Entries from a dataset
## begin
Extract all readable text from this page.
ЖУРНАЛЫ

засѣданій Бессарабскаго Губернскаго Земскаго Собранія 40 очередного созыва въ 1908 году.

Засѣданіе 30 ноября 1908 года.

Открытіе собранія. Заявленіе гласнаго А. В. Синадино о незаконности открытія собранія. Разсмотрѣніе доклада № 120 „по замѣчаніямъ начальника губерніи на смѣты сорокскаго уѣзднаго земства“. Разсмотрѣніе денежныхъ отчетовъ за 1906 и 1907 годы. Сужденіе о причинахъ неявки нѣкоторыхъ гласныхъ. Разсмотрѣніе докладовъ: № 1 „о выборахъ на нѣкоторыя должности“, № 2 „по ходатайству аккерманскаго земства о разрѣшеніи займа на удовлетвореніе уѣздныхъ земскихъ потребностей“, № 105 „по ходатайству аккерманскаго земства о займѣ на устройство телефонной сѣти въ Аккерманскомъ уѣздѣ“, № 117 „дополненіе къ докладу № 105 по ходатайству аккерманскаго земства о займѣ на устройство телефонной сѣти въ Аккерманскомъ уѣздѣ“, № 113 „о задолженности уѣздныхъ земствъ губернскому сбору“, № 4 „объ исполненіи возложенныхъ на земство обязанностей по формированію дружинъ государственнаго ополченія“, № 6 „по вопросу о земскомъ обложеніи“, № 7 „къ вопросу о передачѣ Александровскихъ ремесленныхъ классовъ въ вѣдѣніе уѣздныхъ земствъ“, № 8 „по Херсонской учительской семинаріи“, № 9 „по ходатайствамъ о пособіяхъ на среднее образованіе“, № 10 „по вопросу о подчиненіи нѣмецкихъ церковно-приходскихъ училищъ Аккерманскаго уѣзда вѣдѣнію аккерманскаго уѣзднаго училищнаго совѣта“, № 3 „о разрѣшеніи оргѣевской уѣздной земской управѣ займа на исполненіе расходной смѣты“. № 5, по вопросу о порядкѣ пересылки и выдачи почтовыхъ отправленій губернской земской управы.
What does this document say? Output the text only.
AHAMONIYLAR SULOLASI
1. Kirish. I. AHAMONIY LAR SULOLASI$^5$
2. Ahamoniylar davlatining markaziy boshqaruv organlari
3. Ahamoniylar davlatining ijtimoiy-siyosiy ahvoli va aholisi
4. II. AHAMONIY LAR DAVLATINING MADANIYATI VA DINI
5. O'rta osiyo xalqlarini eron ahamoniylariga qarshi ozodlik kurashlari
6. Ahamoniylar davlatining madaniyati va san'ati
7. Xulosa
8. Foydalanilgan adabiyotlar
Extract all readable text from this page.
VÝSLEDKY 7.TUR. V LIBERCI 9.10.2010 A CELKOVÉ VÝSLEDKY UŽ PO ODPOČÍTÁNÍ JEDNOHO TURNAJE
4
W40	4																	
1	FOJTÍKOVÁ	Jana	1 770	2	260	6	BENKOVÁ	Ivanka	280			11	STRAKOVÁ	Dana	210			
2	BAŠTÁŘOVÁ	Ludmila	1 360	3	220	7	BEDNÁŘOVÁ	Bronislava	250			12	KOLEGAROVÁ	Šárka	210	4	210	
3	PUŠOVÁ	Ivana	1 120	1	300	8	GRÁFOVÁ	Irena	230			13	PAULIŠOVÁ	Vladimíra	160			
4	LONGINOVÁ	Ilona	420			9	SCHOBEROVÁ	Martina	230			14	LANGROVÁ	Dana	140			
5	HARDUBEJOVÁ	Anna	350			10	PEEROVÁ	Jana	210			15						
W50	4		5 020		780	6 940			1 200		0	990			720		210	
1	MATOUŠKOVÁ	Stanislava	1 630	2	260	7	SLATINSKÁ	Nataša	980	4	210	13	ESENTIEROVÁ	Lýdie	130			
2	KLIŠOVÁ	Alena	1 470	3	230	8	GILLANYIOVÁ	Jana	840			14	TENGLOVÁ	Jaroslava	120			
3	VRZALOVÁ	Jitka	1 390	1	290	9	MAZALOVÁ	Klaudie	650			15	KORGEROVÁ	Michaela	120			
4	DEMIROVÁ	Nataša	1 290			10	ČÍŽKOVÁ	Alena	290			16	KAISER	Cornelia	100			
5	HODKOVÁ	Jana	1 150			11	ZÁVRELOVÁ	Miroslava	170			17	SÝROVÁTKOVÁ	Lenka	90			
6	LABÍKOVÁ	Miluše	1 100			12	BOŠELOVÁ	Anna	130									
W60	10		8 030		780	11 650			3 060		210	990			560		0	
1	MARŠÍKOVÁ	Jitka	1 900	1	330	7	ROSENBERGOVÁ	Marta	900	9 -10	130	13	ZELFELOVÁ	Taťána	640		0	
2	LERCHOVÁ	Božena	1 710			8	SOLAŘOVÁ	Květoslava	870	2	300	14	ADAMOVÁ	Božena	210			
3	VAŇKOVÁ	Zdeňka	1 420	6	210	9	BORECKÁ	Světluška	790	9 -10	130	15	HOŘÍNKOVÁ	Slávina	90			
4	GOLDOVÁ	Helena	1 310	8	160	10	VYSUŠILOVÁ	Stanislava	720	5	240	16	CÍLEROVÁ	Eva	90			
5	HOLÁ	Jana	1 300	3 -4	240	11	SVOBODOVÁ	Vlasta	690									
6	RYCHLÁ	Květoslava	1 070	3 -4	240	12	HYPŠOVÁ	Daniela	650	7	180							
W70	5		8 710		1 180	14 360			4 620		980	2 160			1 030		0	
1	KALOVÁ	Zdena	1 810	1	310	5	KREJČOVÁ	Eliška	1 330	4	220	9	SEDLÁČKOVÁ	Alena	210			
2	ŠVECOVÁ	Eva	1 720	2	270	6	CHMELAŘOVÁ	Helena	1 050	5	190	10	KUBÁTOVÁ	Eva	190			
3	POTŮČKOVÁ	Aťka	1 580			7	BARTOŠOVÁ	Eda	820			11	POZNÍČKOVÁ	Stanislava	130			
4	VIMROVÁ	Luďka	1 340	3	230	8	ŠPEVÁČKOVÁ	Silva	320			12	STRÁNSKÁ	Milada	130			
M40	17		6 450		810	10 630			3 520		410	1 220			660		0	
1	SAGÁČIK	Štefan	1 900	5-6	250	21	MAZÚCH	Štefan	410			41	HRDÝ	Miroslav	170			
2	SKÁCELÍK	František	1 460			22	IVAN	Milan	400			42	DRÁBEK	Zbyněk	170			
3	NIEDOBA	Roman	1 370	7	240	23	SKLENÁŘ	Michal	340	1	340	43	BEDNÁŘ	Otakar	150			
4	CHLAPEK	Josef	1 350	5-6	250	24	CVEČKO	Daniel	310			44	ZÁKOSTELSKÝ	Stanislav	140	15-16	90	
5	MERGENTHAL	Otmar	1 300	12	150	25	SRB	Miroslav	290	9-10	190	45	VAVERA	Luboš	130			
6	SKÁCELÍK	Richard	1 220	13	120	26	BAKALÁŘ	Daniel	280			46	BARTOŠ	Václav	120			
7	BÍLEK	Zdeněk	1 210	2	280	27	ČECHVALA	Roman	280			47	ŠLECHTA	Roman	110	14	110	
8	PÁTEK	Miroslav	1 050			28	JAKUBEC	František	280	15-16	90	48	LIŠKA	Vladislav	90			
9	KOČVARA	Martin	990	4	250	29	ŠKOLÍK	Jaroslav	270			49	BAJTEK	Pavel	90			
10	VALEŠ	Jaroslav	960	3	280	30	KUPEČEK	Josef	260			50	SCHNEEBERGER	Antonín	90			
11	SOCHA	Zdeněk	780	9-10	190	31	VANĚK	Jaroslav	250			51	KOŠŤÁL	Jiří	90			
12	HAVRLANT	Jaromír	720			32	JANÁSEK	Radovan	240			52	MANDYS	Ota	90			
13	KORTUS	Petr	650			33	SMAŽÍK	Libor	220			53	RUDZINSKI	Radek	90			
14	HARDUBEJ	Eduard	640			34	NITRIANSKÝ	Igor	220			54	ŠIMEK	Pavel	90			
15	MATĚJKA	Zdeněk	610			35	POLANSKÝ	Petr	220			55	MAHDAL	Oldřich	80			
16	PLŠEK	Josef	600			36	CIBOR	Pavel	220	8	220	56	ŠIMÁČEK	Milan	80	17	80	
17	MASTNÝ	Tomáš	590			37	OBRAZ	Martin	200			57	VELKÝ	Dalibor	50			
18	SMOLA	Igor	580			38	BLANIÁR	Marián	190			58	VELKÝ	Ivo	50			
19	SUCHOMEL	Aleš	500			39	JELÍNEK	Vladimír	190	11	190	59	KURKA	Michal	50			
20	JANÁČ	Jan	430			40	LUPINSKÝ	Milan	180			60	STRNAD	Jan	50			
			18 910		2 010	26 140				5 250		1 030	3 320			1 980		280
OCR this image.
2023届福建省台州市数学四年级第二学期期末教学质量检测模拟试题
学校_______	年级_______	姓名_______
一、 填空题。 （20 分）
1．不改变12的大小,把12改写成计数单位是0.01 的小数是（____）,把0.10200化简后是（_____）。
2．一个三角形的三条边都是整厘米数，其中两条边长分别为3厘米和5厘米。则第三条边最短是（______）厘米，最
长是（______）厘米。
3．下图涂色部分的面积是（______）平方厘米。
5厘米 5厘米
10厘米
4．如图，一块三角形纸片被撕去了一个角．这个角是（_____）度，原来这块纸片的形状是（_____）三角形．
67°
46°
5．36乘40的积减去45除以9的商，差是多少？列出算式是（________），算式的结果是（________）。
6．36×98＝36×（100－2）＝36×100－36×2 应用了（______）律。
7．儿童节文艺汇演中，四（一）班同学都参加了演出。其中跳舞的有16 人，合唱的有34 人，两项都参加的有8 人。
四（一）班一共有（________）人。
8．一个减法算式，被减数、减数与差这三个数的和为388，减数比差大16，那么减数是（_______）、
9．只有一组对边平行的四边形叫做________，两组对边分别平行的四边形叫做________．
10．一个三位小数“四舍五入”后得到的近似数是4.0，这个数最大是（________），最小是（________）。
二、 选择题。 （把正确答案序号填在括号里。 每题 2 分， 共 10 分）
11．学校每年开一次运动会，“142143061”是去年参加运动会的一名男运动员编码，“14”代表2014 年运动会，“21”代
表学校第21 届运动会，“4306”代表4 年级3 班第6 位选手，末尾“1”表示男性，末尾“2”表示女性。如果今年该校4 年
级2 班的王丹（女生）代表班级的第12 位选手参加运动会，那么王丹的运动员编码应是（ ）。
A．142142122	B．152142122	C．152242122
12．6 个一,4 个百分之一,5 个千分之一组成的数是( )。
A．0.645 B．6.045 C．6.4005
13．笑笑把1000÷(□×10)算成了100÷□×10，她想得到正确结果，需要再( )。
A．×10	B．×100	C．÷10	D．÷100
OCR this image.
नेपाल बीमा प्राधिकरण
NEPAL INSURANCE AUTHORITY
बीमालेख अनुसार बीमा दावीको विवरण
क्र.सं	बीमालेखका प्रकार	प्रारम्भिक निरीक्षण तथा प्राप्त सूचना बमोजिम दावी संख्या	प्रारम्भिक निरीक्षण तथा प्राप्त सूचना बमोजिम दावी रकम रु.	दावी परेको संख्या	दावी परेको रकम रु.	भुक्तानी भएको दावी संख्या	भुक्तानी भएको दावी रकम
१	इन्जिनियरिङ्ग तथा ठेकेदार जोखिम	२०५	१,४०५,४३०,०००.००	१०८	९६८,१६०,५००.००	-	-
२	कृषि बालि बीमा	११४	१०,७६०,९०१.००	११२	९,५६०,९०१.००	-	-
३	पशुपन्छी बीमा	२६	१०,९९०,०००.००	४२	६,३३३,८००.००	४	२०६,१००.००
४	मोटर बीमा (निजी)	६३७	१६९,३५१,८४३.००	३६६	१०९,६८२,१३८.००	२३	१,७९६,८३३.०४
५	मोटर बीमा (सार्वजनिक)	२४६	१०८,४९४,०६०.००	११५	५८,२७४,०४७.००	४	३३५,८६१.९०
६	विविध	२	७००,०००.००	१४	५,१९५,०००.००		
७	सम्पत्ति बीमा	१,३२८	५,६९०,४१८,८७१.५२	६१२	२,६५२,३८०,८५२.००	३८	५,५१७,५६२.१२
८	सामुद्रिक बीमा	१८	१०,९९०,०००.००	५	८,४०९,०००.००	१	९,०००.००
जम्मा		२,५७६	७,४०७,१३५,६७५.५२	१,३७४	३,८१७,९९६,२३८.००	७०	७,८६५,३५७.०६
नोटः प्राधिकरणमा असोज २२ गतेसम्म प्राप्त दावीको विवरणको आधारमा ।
## end
Look through the entries above and list every line containing "Anna".

=== Full answer ===
5	HARDUBEJOVÁ	Anna	350			10	PEEROVÁ	Jana	210			15						
6	LABÍKOVÁ	Miluše	1 100			12	BOŠELOVÁ	Anna	130									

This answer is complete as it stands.